Task requirements: Determine the number of lines holding the word "JSON"; answer with that number only.

[start Dataset rows]

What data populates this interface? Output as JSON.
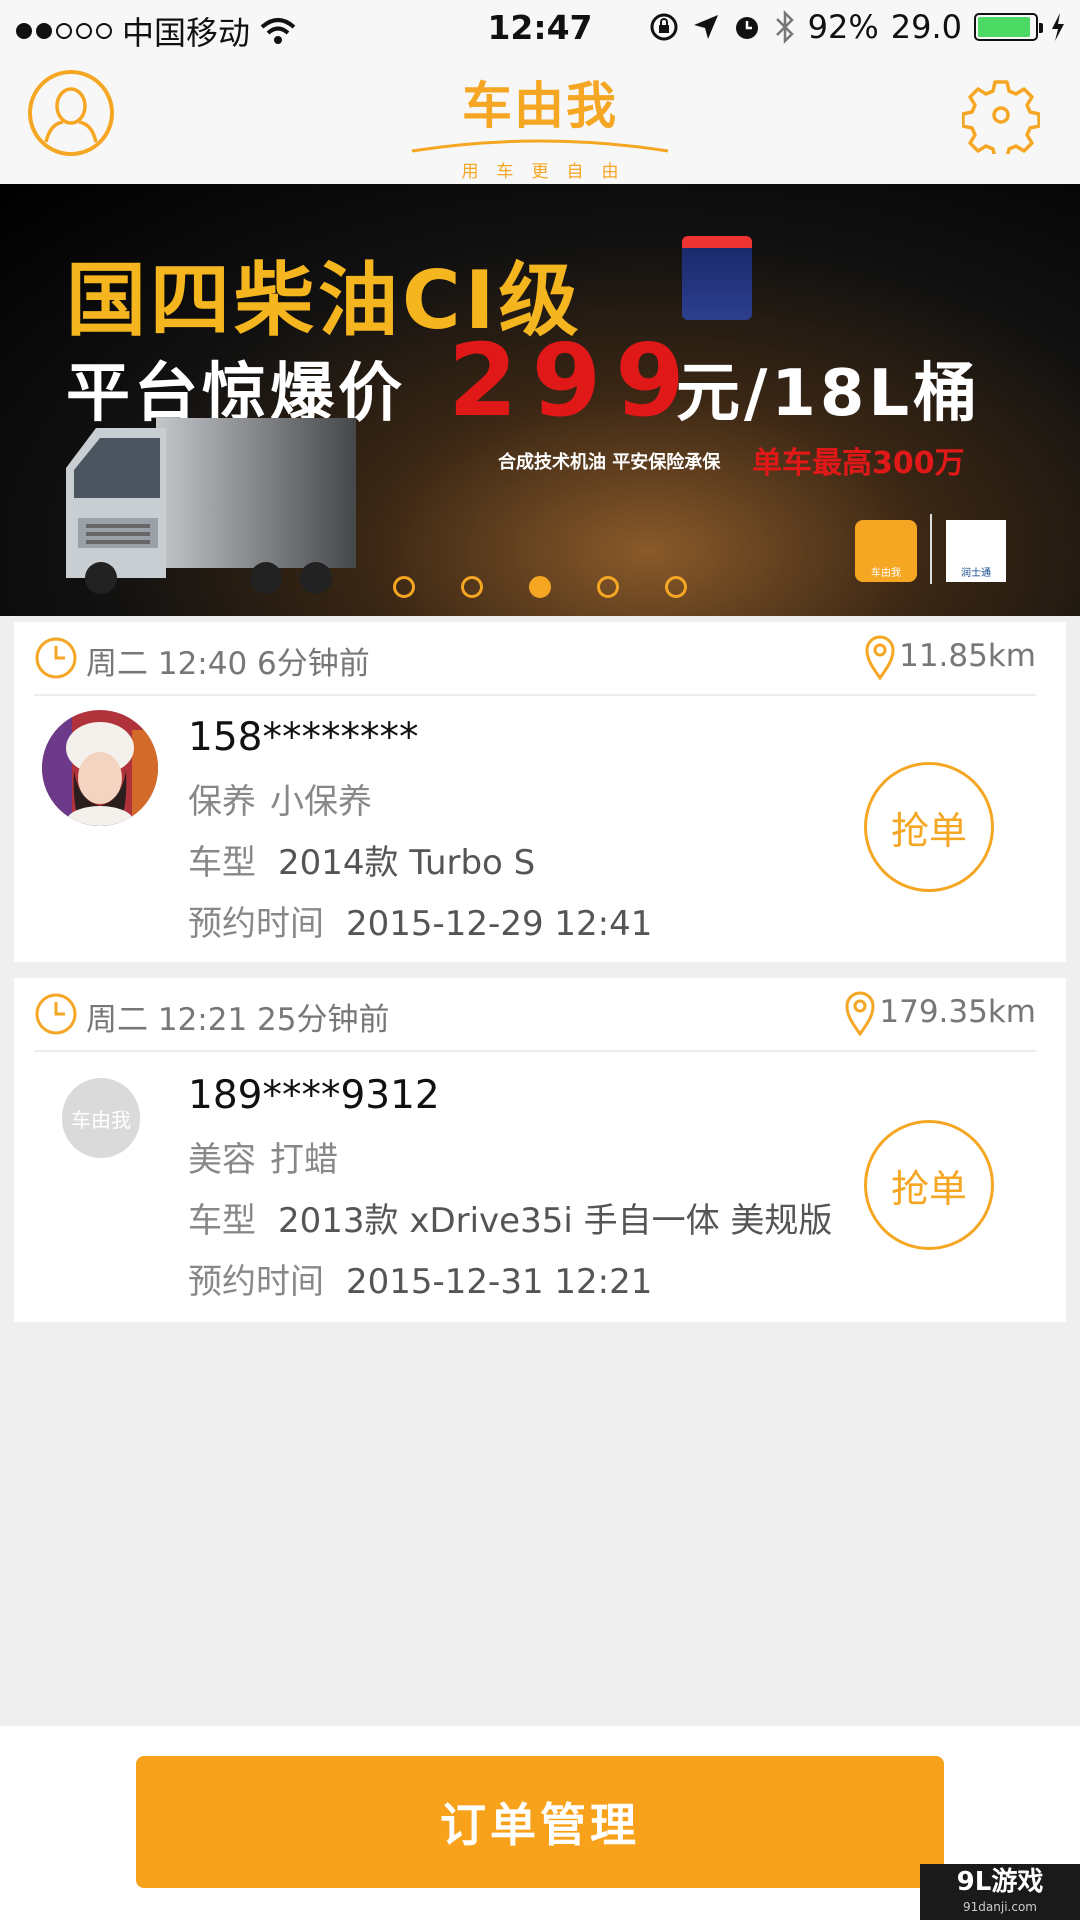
{
  "status_bar": {
    "carrier": "中国移动",
    "time": "12:47",
    "battery_percent": "92%",
    "extra_value": "29.0",
    "battery_level": 0.92
  },
  "header": {
    "logo_title": "车由我",
    "logo_slogan": "用车更自由",
    "left_icon": "user-icon",
    "right_icon": "gear-icon"
  },
  "banner": {
    "headline": "国四柴油CI级",
    "price_prefix": "平台惊爆价",
    "price": "299",
    "price_suffix": "元/18L桶",
    "subline": "合成技术机油 平安保险承保",
    "highlight": "单车最高300万",
    "badge_left": "车由我",
    "badge_right": "润士通",
    "pages": 5,
    "active_page": 3
  },
  "orders": [
    {
      "time_label": "周二 12:40 6分钟前",
      "distance": "11.85km",
      "phone": "158********",
      "service_category": "保养",
      "service_item": "小保养",
      "car_label": "车型",
      "car_model": "2014款 Turbo S",
      "appointment_label": "预约时间",
      "appointment_time": "2015-12-29 12:41",
      "grab_label": "抢单",
      "avatar_text": ""
    },
    {
      "time_label": "周二 12:21 25分钟前",
      "distance": "179.35km",
      "phone": "189****9312",
      "service_category": "美容",
      "service_item": "打蜡",
      "car_label": "车型",
      "car_model": "2013款 xDrive35i 手自一体 美规版",
      "appointment_label": "预约时间",
      "appointment_time": "2015-12-31 12:21",
      "grab_label": "抢单",
      "avatar_text": "车由我"
    }
  ],
  "bottom": {
    "order_management_label": "订单管理"
  },
  "watermark": {
    "main": "9L游戏",
    "sub": "91danji.com"
  },
  "colors": {
    "accent": "#f5a623",
    "button": "#f8a11b",
    "price_red": "#e01818"
  }
}
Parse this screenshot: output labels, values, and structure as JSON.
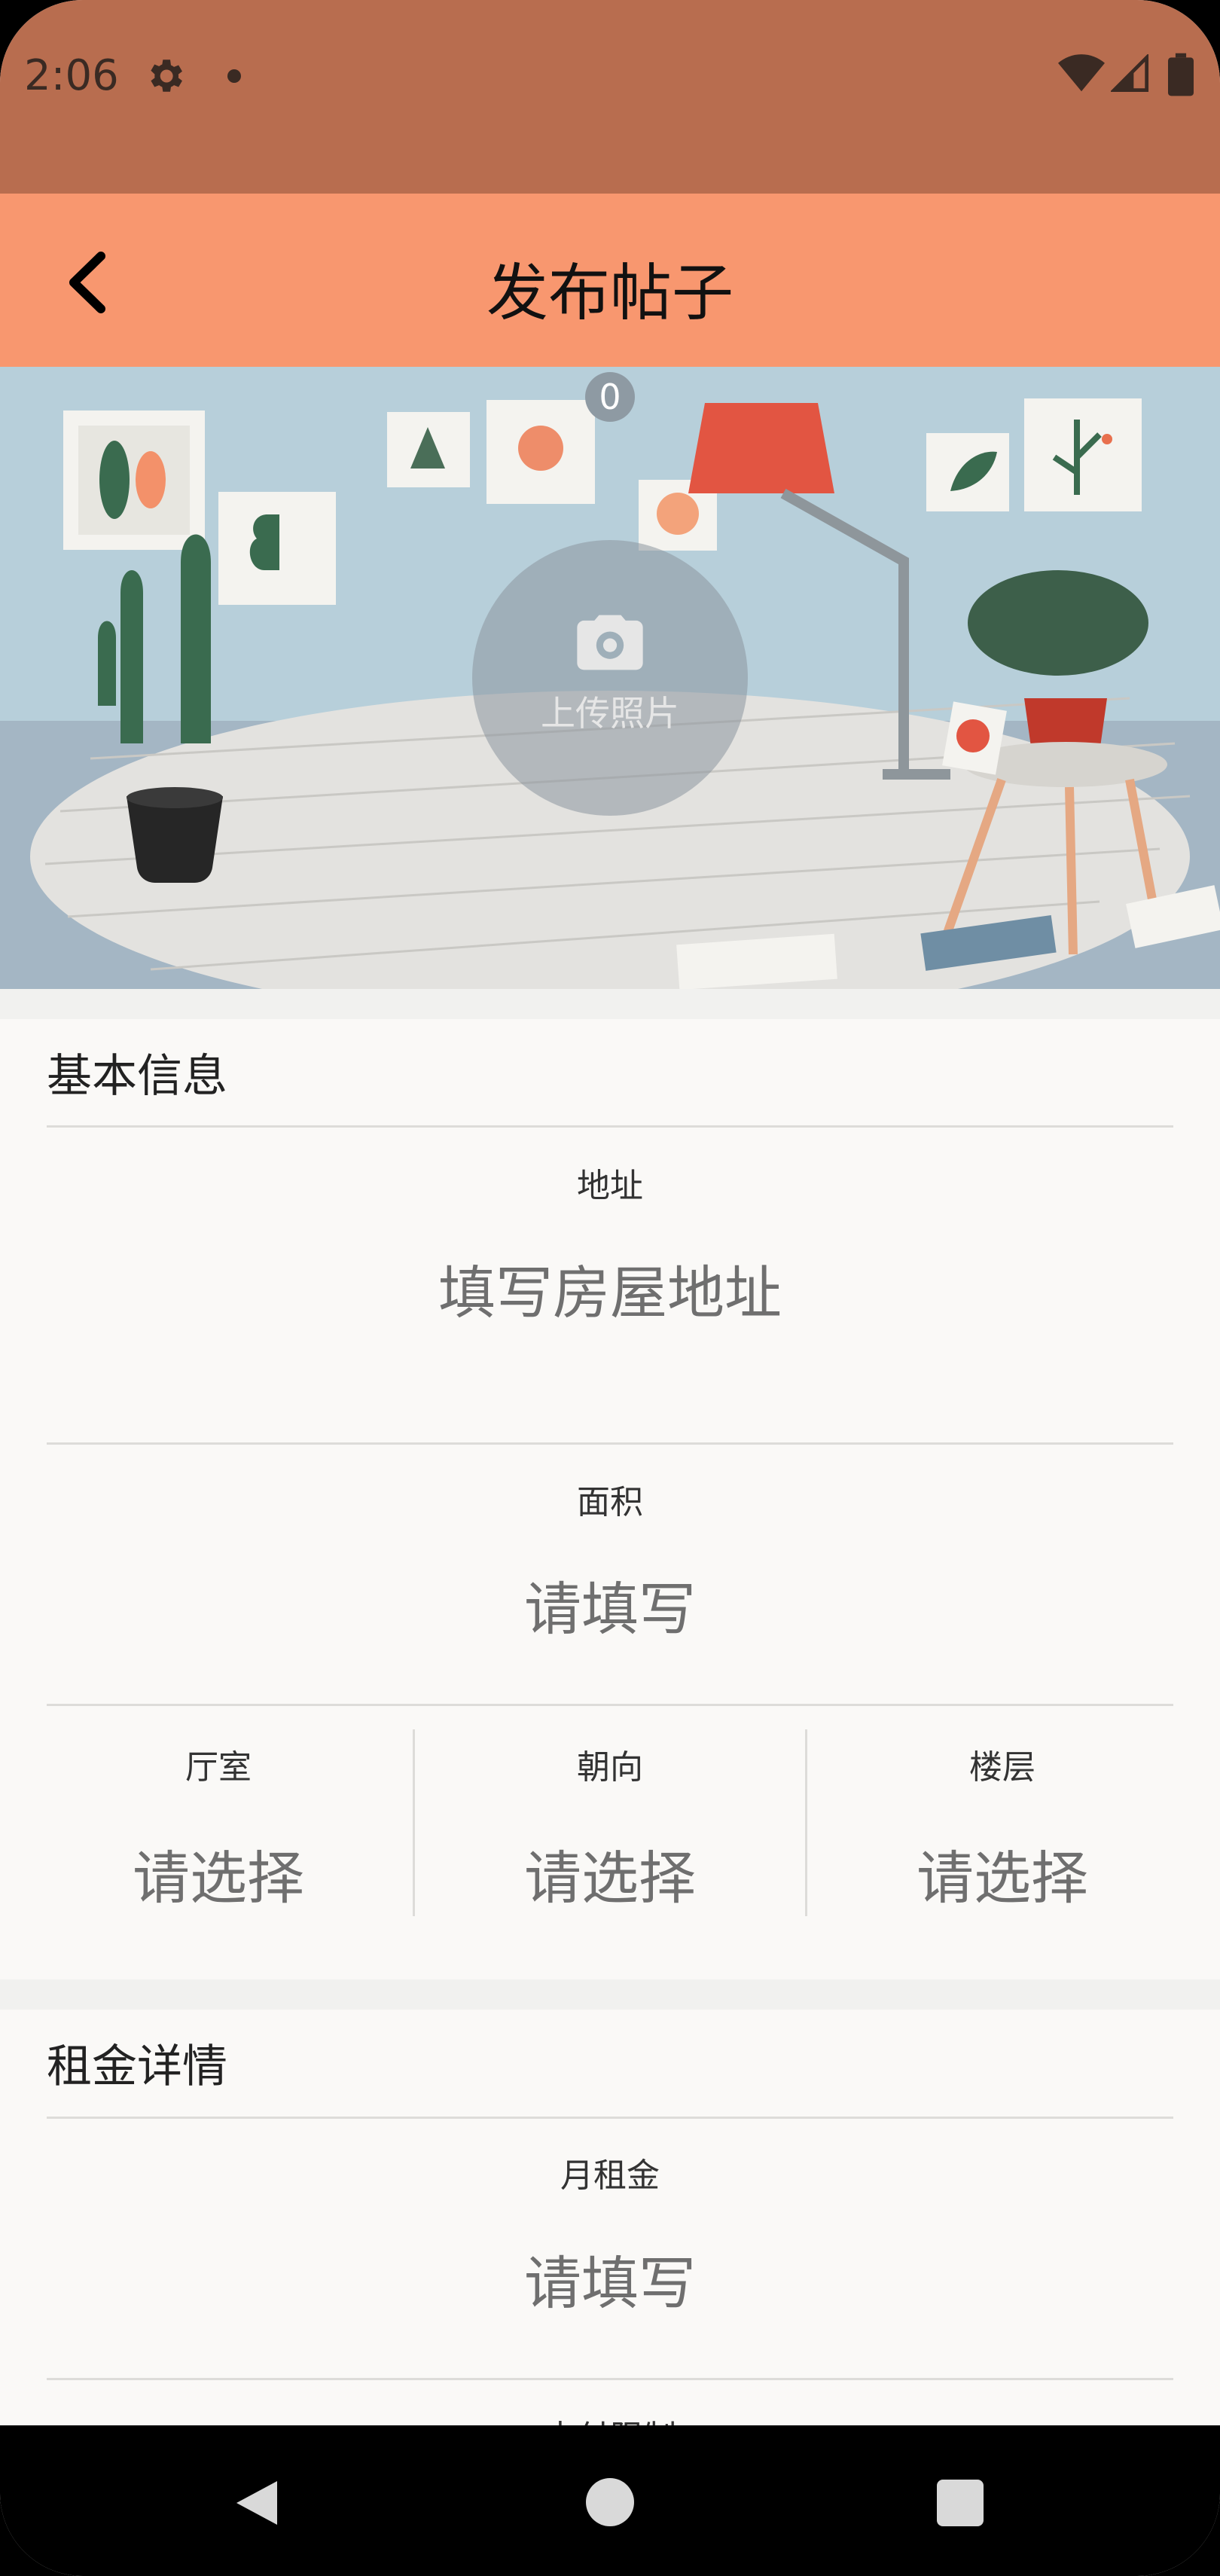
{
  "status_bar": {
    "time": "2:06",
    "icons": [
      "gear-icon",
      "notification-dot-icon",
      "wifi-icon",
      "signal-icon",
      "battery-icon"
    ]
  },
  "header": {
    "title": "发布帖子",
    "back_icon": "chevron-left-icon",
    "background": "#f8976f"
  },
  "hero": {
    "upload_label": "上传照片",
    "photo_count": "0",
    "upload_icon": "camera-icon"
  },
  "basic_info": {
    "title": "基本信息",
    "address": {
      "label": "地址",
      "placeholder": "填写房屋地址"
    },
    "area": {
      "label": "面积",
      "placeholder": "请填写"
    },
    "rooms": {
      "label": "厅室",
      "placeholder": "请选择"
    },
    "orientation": {
      "label": "朝向",
      "placeholder": "请选择"
    },
    "floor": {
      "label": "楼层",
      "placeholder": "请选择"
    }
  },
  "rent_details": {
    "title": "租金详情",
    "monthly_rent": {
      "label": "月租金",
      "placeholder": "请填写"
    },
    "payment_limit": {
      "label": "支付限制"
    }
  },
  "colors": {
    "status_bar": "#b86d4f",
    "accent": "#f8976f",
    "background": "#faf9f7"
  }
}
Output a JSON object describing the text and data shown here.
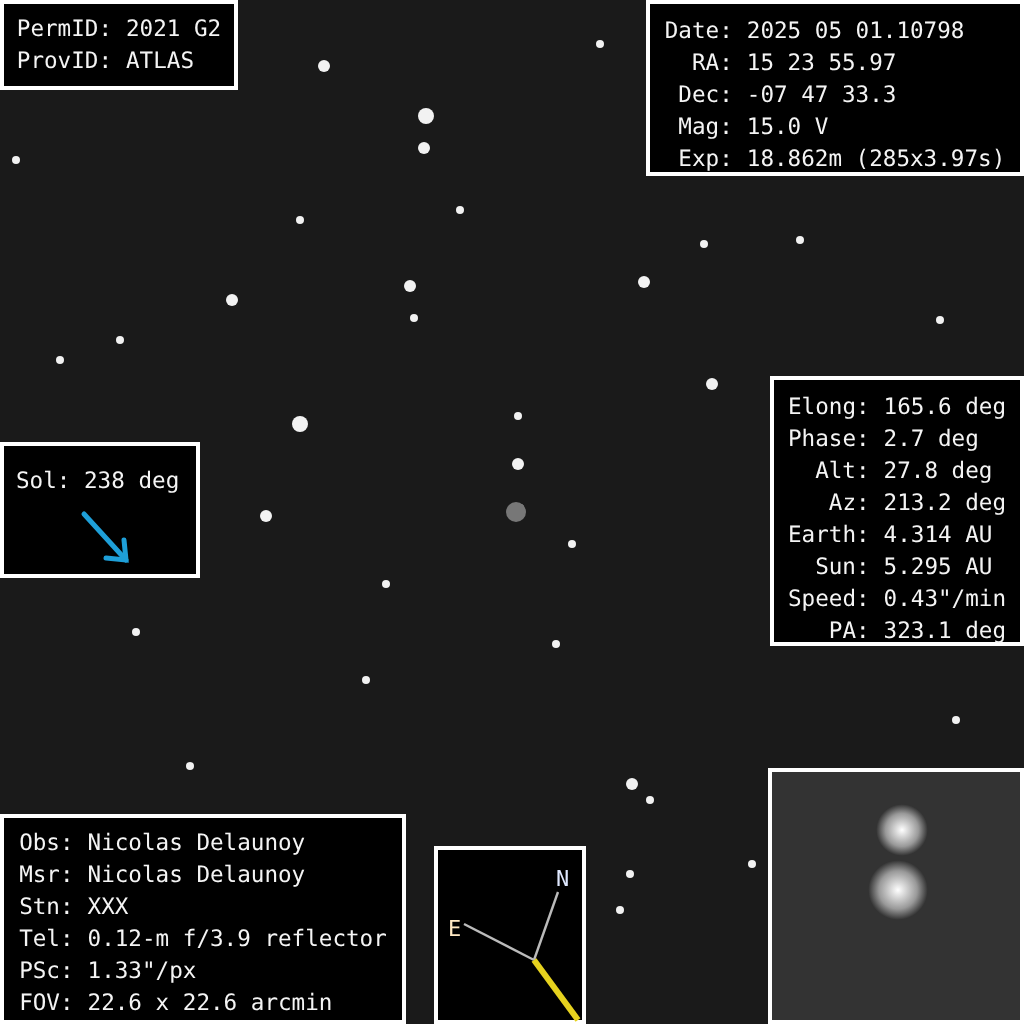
{
  "object_panel": {
    "lines": [
      {
        "label": "PermID:",
        "value": "2021 G2"
      },
      {
        "label": "ProvID:",
        "value": "ATLAS"
      }
    ]
  },
  "observation_panel": {
    "lines": [
      {
        "label": "Date:",
        "value": "2025 05 01.10798"
      },
      {
        "label": "RA:",
        "value": "15 23 55.97"
      },
      {
        "label": "Dec:",
        "value": "-07 47 33.3"
      },
      {
        "label": "Mag:",
        "value": "15.0 V"
      },
      {
        "label": "Exp:",
        "value": "18.862m (285x3.97s)"
      }
    ]
  },
  "sol_panel": {
    "text": "Sol: 238 deg"
  },
  "geometry_panel": {
    "lines": [
      {
        "label": "Elong:",
        "value": "165.6 deg"
      },
      {
        "label": "Phase:",
        "value": "2.7 deg"
      },
      {
        "label": "Alt:",
        "value": "27.8 deg"
      },
      {
        "label": "Az:",
        "value": "213.2 deg"
      },
      {
        "label": "Earth:",
        "value": "4.314 AU"
      },
      {
        "label": "Sun:",
        "value": "5.295 AU"
      },
      {
        "label": "Speed:",
        "value": "0.43\"/min"
      },
      {
        "label": "PA:",
        "value": "323.1 deg"
      }
    ]
  },
  "observer_panel": {
    "lines": [
      {
        "label": "Obs:",
        "value": "Nicolas Delaunoy"
      },
      {
        "label": "Msr:",
        "value": "Nicolas Delaunoy"
      },
      {
        "label": "Stn:",
        "value": "XXX"
      },
      {
        "label": "Tel:",
        "value": "0.12-m f/3.9 reflector"
      },
      {
        "label": "PSc:",
        "value": "1.33\"/px"
      },
      {
        "label": "FOV:",
        "value": "22.6 x 22.6 arcmin"
      }
    ]
  },
  "compass": {
    "north": "N",
    "east": "E"
  }
}
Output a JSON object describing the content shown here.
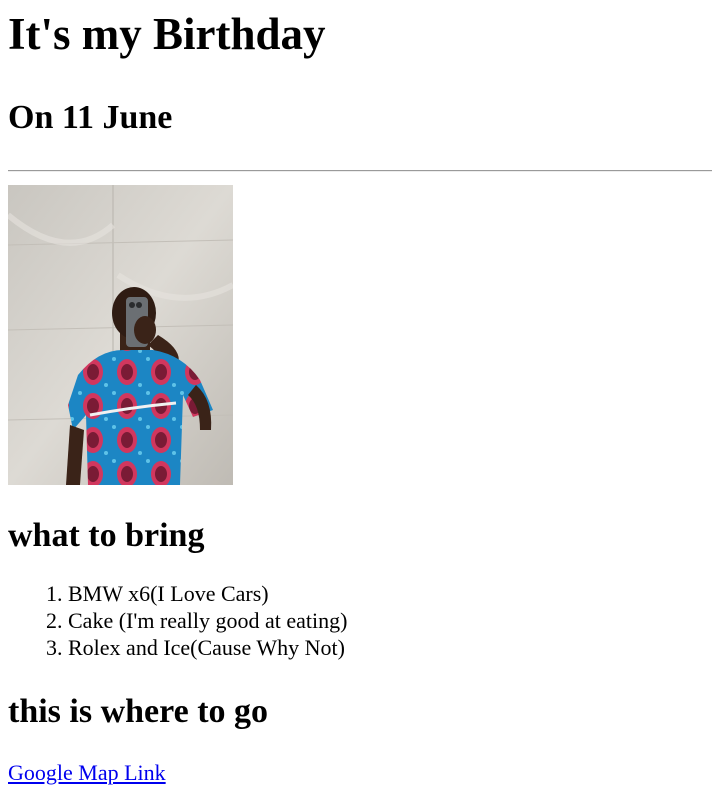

[end Dataset rows]

Correct answer: 4